→ **Goal**
From the listing, collect all lines containing the word "median".

(Data items)
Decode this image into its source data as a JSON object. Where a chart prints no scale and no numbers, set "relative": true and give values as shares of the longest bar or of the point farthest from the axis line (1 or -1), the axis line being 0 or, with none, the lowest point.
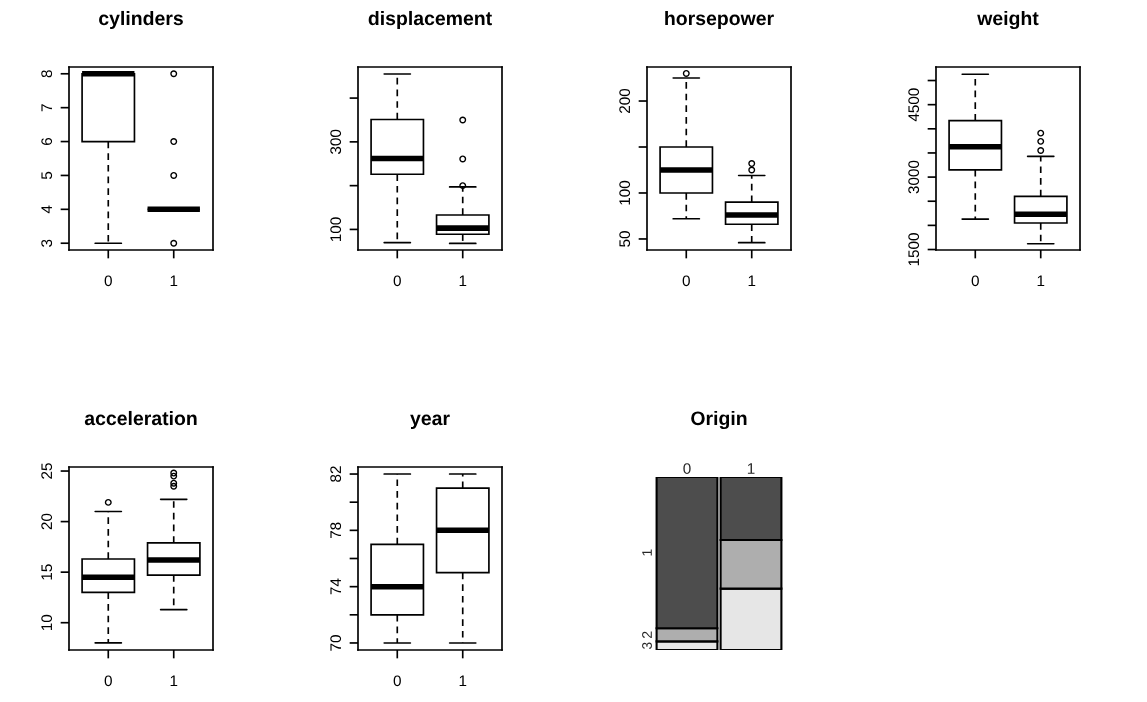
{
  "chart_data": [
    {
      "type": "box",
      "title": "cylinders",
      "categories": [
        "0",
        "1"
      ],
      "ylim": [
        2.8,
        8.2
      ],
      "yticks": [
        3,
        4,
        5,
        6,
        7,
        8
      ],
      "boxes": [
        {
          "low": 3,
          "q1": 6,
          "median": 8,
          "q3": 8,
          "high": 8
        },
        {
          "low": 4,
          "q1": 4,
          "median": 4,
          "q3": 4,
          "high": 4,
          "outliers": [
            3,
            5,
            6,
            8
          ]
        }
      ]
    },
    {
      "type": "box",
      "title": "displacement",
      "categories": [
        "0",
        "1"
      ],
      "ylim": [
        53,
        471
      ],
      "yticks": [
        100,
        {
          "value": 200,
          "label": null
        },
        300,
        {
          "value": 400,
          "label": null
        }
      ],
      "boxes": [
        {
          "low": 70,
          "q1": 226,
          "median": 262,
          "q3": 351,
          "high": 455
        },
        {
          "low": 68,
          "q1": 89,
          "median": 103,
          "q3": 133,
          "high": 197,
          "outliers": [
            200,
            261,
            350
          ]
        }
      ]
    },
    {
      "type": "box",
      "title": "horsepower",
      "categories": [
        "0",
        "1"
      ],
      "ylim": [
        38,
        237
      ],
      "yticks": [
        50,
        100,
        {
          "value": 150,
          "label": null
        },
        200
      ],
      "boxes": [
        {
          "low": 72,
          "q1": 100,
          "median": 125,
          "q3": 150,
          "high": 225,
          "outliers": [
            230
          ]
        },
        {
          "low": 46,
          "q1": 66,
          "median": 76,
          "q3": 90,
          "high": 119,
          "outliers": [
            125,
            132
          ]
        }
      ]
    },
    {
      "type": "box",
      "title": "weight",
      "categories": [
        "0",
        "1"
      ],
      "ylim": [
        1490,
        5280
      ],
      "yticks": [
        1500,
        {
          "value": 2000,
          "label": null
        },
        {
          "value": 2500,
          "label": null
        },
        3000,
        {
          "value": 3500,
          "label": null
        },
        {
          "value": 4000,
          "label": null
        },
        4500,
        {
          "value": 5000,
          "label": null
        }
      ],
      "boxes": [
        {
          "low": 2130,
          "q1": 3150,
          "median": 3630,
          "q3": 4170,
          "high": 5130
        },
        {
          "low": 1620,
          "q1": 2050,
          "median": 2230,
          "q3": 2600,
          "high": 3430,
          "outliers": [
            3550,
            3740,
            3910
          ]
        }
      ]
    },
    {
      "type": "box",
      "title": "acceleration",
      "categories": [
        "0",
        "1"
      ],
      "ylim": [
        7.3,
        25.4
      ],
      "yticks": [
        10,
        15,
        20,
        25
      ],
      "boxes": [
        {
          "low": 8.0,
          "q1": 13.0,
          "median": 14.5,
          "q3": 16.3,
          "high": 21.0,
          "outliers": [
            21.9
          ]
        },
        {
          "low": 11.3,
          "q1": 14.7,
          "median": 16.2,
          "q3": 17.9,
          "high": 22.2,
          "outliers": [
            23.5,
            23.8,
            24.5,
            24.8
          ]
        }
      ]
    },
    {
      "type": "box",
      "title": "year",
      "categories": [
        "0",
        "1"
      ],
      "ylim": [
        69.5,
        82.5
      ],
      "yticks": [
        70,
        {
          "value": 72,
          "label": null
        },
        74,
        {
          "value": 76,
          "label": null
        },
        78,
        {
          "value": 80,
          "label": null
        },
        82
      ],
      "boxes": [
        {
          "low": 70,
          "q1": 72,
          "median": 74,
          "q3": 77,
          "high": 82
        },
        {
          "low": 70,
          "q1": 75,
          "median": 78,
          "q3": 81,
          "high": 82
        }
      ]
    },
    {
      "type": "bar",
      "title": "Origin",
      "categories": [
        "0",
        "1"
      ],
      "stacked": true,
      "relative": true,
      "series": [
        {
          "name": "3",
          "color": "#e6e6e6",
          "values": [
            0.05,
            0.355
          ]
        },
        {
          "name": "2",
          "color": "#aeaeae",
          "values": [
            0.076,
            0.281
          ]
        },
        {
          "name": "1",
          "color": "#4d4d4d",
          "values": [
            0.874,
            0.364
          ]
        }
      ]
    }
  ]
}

→ **Completed task**
          "median": 8,
          "median": 4,
          "median": 262,
          "median": 103,
          "median": 125,
          "median": 76,
          "median": 3630,
          "median": 2230,
          "median": 14.5,
          "median": 16.2,
          "median": 74,
          "median": 78,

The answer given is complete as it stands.